- _Data entries_
* Start *

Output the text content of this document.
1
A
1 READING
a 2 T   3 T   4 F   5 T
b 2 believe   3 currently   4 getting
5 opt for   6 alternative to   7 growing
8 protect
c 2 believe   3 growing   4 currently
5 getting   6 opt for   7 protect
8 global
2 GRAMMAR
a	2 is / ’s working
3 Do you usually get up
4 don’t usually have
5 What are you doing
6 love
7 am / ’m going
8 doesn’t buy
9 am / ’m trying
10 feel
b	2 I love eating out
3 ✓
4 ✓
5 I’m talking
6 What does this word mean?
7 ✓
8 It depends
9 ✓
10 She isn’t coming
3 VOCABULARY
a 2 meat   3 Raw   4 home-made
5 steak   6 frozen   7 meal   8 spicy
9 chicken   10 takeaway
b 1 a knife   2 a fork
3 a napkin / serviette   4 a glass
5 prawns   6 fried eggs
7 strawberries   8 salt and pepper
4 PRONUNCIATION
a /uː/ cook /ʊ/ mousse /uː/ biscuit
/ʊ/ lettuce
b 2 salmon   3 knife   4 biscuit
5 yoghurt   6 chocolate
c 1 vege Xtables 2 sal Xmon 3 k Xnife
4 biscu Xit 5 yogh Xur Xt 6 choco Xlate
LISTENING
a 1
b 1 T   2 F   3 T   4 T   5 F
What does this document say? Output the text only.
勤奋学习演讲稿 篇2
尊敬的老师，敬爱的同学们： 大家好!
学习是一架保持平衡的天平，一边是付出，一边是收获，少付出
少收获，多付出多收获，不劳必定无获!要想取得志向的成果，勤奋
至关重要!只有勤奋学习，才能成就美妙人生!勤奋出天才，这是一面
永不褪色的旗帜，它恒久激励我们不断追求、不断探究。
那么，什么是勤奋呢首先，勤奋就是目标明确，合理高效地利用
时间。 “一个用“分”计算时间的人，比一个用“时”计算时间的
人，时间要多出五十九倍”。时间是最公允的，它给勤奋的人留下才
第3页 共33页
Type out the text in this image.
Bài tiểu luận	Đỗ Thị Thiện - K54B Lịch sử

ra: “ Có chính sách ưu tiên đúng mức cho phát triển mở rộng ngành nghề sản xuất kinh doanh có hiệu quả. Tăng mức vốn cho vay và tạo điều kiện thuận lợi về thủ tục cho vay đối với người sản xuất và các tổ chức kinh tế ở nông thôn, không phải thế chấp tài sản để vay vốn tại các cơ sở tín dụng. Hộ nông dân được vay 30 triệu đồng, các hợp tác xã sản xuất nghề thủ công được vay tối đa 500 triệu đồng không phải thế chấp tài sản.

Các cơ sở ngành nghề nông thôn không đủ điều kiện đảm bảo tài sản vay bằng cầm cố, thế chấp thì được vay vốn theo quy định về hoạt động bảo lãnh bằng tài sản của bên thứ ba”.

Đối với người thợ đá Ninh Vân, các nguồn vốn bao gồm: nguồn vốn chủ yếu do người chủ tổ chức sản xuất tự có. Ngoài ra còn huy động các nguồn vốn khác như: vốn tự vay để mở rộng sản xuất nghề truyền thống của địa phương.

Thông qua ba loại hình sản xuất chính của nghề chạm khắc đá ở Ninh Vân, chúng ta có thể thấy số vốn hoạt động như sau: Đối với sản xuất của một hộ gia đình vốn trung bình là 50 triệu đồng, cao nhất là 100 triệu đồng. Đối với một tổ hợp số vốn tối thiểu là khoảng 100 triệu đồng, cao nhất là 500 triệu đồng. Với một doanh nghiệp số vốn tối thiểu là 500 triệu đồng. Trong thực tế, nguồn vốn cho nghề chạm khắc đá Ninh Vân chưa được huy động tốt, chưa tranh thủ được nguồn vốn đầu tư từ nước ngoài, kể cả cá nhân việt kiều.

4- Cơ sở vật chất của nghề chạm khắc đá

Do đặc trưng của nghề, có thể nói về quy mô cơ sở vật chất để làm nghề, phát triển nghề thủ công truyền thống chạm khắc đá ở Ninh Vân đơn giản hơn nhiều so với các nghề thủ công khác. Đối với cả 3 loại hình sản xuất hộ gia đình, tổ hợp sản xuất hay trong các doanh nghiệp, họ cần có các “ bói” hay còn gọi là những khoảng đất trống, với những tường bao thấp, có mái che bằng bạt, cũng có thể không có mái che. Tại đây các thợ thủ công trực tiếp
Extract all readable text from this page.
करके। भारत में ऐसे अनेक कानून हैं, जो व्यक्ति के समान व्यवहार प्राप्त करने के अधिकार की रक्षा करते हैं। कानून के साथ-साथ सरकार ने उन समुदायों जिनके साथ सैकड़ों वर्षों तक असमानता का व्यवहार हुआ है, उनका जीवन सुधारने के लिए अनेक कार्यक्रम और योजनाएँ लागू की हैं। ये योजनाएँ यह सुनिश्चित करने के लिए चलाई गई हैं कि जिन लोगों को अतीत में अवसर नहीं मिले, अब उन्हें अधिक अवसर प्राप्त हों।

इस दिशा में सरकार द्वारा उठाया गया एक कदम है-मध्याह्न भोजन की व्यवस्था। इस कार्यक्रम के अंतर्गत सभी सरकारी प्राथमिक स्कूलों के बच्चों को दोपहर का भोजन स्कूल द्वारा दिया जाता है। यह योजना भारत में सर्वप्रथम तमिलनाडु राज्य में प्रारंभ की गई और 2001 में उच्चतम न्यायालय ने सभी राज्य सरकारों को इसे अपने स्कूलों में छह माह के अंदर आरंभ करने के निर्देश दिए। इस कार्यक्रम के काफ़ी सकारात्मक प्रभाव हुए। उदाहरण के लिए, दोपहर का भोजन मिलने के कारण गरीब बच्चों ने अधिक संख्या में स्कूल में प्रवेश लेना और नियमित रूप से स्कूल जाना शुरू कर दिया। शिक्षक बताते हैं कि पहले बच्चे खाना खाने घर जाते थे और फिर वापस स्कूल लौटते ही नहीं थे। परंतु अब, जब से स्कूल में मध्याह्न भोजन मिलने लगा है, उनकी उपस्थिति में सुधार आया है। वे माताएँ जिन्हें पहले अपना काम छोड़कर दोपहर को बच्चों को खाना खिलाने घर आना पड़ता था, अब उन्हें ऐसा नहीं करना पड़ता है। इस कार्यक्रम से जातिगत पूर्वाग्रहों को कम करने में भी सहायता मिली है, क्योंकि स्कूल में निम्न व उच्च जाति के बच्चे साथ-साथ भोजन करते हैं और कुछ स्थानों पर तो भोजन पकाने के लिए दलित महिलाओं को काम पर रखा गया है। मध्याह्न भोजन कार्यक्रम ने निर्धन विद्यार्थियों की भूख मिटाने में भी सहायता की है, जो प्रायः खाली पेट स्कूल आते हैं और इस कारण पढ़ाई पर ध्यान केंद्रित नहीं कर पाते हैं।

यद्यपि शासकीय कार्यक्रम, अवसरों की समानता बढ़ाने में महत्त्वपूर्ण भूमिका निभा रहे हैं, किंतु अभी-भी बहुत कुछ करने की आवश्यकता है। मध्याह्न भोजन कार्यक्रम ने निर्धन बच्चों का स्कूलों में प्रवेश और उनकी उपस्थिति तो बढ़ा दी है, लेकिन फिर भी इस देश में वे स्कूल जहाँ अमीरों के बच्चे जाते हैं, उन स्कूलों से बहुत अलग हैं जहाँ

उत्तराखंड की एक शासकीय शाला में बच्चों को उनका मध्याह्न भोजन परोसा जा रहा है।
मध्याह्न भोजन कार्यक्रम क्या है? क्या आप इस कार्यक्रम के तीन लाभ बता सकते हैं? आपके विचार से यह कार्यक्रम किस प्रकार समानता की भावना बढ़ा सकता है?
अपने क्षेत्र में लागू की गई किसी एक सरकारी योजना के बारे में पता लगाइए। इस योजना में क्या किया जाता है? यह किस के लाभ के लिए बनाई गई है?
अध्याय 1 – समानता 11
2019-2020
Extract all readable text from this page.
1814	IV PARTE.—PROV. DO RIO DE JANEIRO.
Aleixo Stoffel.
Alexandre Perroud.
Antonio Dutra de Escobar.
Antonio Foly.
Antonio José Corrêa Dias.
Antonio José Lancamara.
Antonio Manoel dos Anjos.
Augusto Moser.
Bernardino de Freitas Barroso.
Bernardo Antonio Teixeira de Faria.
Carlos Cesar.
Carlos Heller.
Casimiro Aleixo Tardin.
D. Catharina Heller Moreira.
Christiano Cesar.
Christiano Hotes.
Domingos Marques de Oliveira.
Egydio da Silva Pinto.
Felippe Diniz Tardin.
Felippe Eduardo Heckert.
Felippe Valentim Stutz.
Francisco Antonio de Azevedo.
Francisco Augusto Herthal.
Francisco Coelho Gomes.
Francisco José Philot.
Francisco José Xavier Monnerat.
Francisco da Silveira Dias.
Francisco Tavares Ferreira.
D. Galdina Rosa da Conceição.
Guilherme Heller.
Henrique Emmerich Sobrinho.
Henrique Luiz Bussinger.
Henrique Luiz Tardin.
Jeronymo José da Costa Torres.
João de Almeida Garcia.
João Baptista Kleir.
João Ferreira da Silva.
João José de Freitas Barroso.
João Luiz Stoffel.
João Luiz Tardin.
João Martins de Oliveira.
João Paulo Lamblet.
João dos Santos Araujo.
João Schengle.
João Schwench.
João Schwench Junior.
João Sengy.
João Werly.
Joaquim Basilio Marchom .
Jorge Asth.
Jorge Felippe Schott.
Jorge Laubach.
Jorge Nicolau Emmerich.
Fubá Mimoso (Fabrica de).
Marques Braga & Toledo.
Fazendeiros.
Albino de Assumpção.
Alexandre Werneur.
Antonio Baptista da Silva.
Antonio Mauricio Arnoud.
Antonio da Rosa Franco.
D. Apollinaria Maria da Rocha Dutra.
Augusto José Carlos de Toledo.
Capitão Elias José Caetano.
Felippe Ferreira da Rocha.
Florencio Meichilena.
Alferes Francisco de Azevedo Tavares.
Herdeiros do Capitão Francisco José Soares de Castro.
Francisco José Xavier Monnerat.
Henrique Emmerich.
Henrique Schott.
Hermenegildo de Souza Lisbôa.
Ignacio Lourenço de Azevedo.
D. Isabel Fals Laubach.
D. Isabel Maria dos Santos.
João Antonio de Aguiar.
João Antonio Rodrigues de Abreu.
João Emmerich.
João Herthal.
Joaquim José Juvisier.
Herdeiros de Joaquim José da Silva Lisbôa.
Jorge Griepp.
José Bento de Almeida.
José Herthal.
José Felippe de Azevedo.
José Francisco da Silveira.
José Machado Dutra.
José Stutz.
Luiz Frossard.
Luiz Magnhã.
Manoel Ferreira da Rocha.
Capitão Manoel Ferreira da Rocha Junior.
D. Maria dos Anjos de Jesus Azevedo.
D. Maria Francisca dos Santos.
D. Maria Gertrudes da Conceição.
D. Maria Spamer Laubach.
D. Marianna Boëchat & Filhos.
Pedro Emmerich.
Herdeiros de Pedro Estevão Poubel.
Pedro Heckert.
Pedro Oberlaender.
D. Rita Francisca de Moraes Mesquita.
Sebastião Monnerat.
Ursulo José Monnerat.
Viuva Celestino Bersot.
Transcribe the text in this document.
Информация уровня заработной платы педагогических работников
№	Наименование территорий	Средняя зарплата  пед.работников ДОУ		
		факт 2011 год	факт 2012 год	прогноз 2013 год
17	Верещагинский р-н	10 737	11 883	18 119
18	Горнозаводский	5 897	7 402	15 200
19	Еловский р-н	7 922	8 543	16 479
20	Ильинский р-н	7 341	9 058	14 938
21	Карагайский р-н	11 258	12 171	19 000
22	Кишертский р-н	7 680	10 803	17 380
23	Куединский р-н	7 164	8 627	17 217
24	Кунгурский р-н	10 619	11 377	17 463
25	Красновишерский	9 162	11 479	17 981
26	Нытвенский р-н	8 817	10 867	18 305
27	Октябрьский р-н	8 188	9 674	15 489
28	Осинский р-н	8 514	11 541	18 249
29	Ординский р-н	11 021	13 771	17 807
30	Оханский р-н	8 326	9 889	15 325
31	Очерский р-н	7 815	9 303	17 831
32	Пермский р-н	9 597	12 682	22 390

* End *

- _Task statement_
In the entries above, find lines with "Carlos" and copy each.

- _Exercise result_
Carlos Cesar.
Carlos Heller.
Augusto José Carlos de Toledo.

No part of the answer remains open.